Task objective: Below is some material; set it all down exactly, apart from the pictures.

Figure collection entries:
____
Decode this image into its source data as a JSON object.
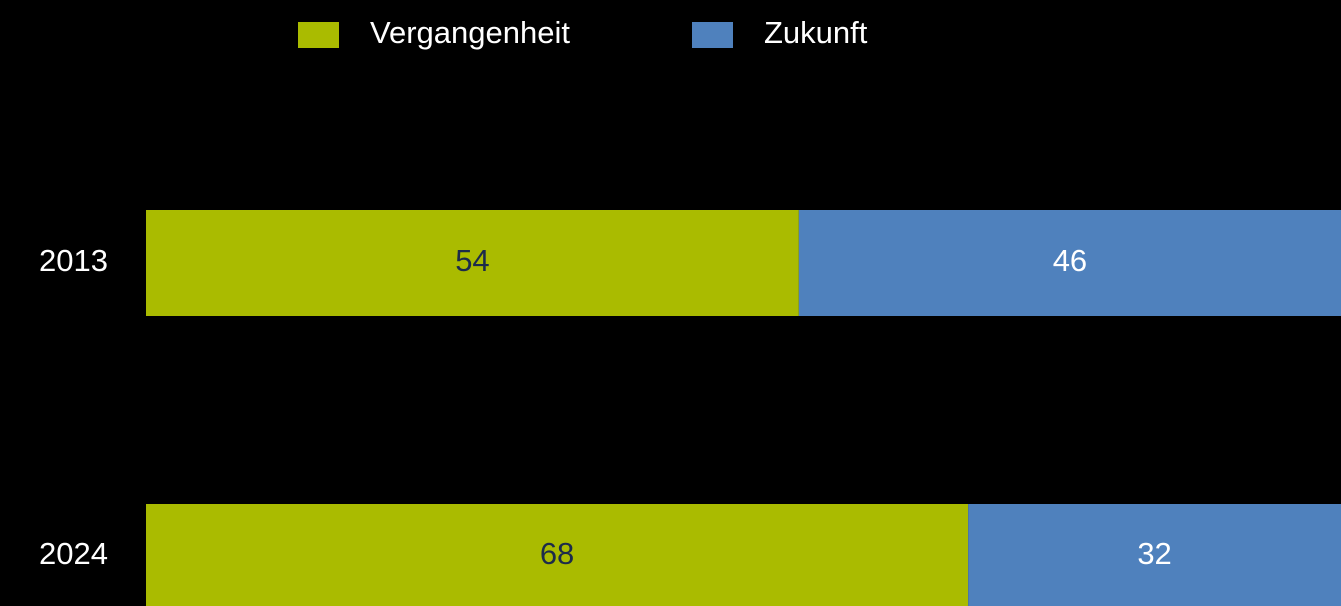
{
  "chart_data": {
    "type": "stacked_barh",
    "categories": [
      "2013",
      "2024"
    ],
    "series": [
      {
        "name": "Vergangenheit",
        "color": "#aabb00",
        "values": [
          54,
          68
        ]
      },
      {
        "name": "Zukunft",
        "color": "#4f81bd",
        "values": [
          46,
          32
        ]
      }
    ],
    "xlim": [
      0,
      100
    ]
  }
}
____
Result for this exercise:
Decode this image into its source data as a JSON object.
{
  "chart_data": {
    "type": "stacked_barh",
    "categories": [
      "2013",
      "2024"
    ],
    "series": [
      {
        "name": "Vergangenheit",
        "color": "#aabb00",
        "values": [
          54,
          68
        ]
      },
      {
        "name": "Zukunft",
        "color": "#4f81bd",
        "values": [
          46,
          32
        ]
      }
    ],
    "xlim": [
      0,
      100
    ]
  }
}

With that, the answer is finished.